** Start **
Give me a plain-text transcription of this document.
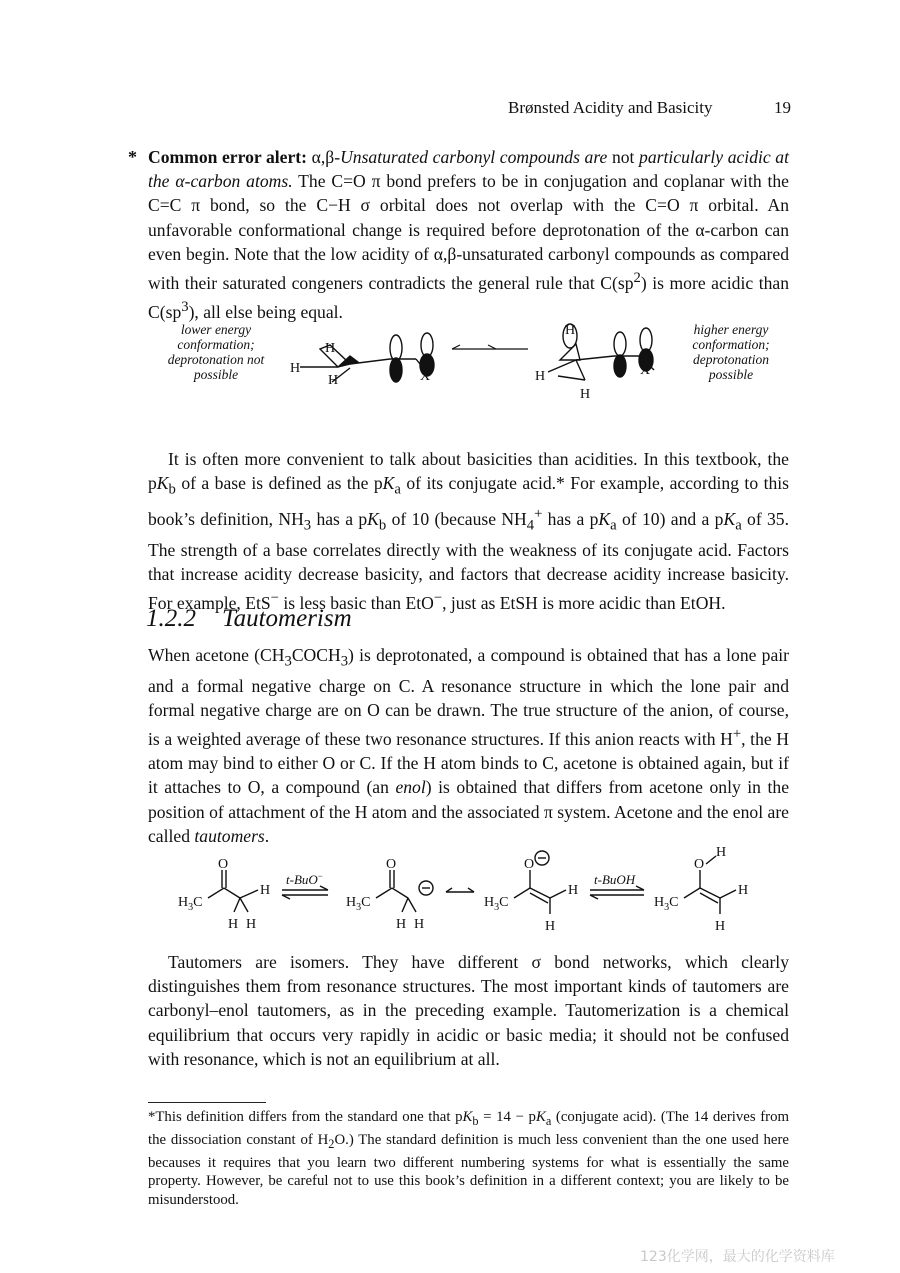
Brønsted Acidity and Basicity	19
* Common error alert: α,β-Unsaturated carbonyl compounds are not particularly acidic at the α-carbon atoms. The C=O π bond prefers to be in conjugation and coplanar with the C=C π bond, so the C−H σ orbital does not overlap with the C=O π orbital. An unfavorable conformational change is required before deprotonation of the α-carbon can even begin. Note that the low acidity of α,β-unsaturated carbonyl compounds as compared with their saturated congeners contradicts the general rule that $C(sp^2)$ is more acidic than $C(sp^3)$, all else being equal.
lower energy conformation; deprotonation not possible
higher energy conformation; deprotonation possible
H
H
H	X
H
H
H
X
It is often more convenient to talk about basicities than acidities. In this textbook, the $pK_b$ of a base is defined as the $pK_a$ of its conjugate acid.* For example, according to this book’s definition, $NH_3$ has a $pK_b$ of 10 (because $NH_4^+$ has a $pK_a$ of 10) and a $pK_a$ of 35. The strength of a base correlates directly with the weakness of its conjugate acid. Factors that increase acidity decrease basicity, and factors that decrease acidity increase basicity. For example, EtS− is less basic than EtO−, just as EtSH is more acidic than EtOH.
1.2.2 Tautomerism
When acetone $(CH_3COCH_3)$ is deprotonated, a compound is obtained that has a lone pair and a formal negative charge on C. A resonance structure in which the lone pair and formal negative charge are on O can be drawn. The true structure of the anion, of course, is a weighted average of these two resonance structures. If this anion reacts with H+, the H atom may bind to either O or C. If the H atom binds to C, acetone is obtained again, but if it attaches to O, a compound (an enol) is obtained that differs from acetone only in the position of attachment of the H atom and the associated π system. Acetone and the enol are called tautomers.
O
$H_3C$
H
H H
t-BuO−
O
$H_3C$
H H
O
$H_3C$
H
H
t-BuOH
O
H
$H_3C$
H
H
Tautomers are isomers. They have different σ bond networks, which clearly distinguishes them from resonance structures. The most important kinds of tautomers are carbonyl–enol tautomers, as in the preceding example. Tautomerization is a chemical equilibrium that occurs very rapidly in acidic or basic media; it should not be confused with resonance, which is not an equilibrium at all.
*This definition differs from the standard one that $pK_b = 14 - pK_a$ (conjugate acid). (The 14 derives from the dissociation constant of $H_2O$.) The standard definition is much less convenient than the one used here becauses it requires that you learn two different numbering systems for what is essentially the same property. However, be careful not to use this book’s definition in a different context; you are likely to be misunderstood.
123化学网，最大的化学资料库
** End **
Aim of the exercise> Leave out all pictures, then copy the remaining material exactly.

Task response>
Give me a plain-text transcription of this document.
Brønsted Acidity and Basicity	19
* Common error alert: α,β-Unsaturated carbonyl compounds are not particularly acidic at the α-carbon atoms. The C=O π bond prefers to be in conjugation and coplanar with the C=C π bond, so the C−H σ orbital does not overlap with the C=O π orbital. An unfavorable conformational change is required before deprotonation of the α-carbon can even begin. Note that the low acidity of α,β-unsaturated carbonyl compounds as compared with their saturated congeners contradicts the general rule that $C(sp^2)$ is more acidic than $C(sp^3)$, all else being equal.
lower energy conformation; deprotonation not possible
higher energy conformation; deprotonation possible
H
H
H	X
H
H
H
X
It is often more convenient to talk about basicities than acidities. In this textbook, the $pK_b$ of a base is defined as the $pK_a$ of its conjugate acid.* For example, according to this book’s definition, $NH_3$ has a $pK_b$ of 10 (because $NH_4^+$ has a $pK_a$ of 10) and a $pK_a$ of 35. The strength of a base correlates directly with the weakness of its conjugate acid. Factors that increase acidity decrease basicity, and factors that decrease acidity increase basicity. For example, EtS− is less basic than EtO−, just as EtSH is more acidic than EtOH.
1.2.2 Tautomerism
When acetone $(CH_3COCH_3)$ is deprotonated, a compound is obtained that has a lone pair and a formal negative charge on C. A resonance structure in which the lone pair and formal negative charge are on O can be drawn. The true structure of the anion, of course, is a weighted average of these two resonance structures. If this anion reacts with H+, the H atom may bind to either O or C. If the H atom binds to C, acetone is obtained again, but if it attaches to O, a compound (an enol) is obtained that differs from acetone only in the position of attachment of the H atom and the associated π system. Acetone and the enol are called tautomers.
O
$H_3C$
H
H H
t-BuO−
O
$H_3C$
H H
O
$H_3C$
H
H
t-BuOH
O
H
$H_3C$
H
H
Tautomers are isomers. They have different σ bond networks, which clearly distinguishes them from resonance structures. The most important kinds of tautomers are carbonyl–enol tautomers, as in the preceding example. Tautomerization is a chemical equilibrium that occurs very rapidly in acidic or basic media; it should not be confused with resonance, which is not an equilibrium at all.
*This definition differs from the standard one that $pK_b = 14 - pK_a$ (conjugate acid). (The 14 derives from the dissociation constant of $H_2O$.) The standard definition is much less convenient than the one used here becauses it requires that you learn two different numbering systems for what is essentially the same property. However, be careful not to use this book’s definition in a different context; you are likely to be misunderstood.
123化学网，最大的化学资料库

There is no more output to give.